[Data extracted from a collection]
============================================================

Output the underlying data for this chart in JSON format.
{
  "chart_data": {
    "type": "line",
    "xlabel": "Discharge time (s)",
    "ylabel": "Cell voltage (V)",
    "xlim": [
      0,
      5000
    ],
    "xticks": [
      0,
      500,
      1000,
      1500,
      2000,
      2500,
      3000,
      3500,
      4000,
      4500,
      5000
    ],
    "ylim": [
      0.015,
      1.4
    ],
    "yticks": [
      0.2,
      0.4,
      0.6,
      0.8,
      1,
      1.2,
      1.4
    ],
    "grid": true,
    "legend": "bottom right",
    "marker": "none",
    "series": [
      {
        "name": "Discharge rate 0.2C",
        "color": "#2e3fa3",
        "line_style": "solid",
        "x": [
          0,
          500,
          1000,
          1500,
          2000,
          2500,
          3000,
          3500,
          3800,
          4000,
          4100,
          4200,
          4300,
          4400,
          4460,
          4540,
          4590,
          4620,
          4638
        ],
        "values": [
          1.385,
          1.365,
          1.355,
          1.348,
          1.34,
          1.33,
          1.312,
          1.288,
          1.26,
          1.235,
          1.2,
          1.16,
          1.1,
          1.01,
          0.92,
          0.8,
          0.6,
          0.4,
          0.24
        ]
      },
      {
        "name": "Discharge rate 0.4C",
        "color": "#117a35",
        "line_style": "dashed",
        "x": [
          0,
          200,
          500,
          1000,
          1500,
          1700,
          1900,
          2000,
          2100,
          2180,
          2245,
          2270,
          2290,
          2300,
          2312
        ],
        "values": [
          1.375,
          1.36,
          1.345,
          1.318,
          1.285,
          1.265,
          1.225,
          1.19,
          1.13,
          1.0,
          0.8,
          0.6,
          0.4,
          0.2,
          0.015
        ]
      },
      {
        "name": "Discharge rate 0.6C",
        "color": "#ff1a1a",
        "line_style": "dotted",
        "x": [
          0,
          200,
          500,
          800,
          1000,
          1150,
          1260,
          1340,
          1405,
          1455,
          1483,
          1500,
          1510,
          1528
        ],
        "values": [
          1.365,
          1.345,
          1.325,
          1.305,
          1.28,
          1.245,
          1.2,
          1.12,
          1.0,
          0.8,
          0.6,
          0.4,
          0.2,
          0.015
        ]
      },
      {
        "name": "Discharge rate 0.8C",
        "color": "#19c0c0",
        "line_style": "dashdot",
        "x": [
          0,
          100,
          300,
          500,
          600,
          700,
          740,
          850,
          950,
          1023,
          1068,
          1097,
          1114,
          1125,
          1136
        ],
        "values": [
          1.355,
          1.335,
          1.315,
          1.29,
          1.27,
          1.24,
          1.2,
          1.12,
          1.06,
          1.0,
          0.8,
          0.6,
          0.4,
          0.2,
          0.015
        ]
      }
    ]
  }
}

============================================================

### Exercise instructions
Filter the records above for "color" and copy every matching line.

### Written response
        "color": "#2e3fa3",
        "color": "#117a35",
        "color": "#ff1a1a",
        "color": "#19c0c0",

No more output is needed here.